§ PROBLEM DETAILS: Repeat each line exactly as it is written.

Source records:
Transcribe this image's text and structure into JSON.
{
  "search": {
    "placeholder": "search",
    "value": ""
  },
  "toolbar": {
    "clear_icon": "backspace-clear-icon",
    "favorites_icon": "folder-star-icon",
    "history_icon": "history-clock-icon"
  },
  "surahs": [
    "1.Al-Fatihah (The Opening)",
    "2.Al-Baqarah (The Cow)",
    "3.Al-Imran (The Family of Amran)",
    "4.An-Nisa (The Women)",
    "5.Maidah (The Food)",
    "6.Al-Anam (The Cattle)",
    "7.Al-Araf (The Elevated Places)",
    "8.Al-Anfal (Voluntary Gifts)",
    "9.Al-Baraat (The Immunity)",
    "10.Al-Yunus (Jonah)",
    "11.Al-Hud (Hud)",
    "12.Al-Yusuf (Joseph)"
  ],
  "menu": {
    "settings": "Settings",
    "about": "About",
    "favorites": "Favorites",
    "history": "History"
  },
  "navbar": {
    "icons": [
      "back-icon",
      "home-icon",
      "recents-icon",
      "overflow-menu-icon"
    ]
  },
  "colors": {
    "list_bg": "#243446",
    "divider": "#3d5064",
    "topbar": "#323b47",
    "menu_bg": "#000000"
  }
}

§ ANSWER TO THIS TASK:
Transcribe this image's text and structure into JSON.
{
  "search": {
    "placeholder": "search",
    "value": ""
  },
  "toolbar": {
    "clear_icon": "backspace-clear-icon",
    "favorites_icon": "folder-star-icon",
    "history_icon": "history-clock-icon"
  },
  "surahs": [
    "1.Al-Fatihah (The Opening)",
    "2.Al-Baqarah (The Cow)",
    "3.Al-Imran (The Family of Amran)",
    "4.An-Nisa (The Women)",
    "5.Maidah (The Food)",
    "6.Al-Anam (The Cattle)",
    "7.Al-Araf (The Elevated Places)",
    "8.Al-Anfal (Voluntary Gifts)",
    "9.Al-Baraat (The Immunity)",
    "10.Al-Yunus (Jonah)",
    "11.Al-Hud (Hud)",
    "12.Al-Yusuf (Joseph)"
  ],
  "menu": {
    "settings": "Settings",
    "about": "About",
    "favorites": "Favorites",
    "history": "History"
  },
  "navbar": {
    "icons": [
      "back-icon",
      "home-icon",
      "recents-icon",
      "overflow-menu-icon"
    ]
  },
  "colors": {
    "list_bg": "#243446",
    "divider": "#3d5064",
    "topbar": "#323b47",
    "menu_bg": "#000000"
  }
}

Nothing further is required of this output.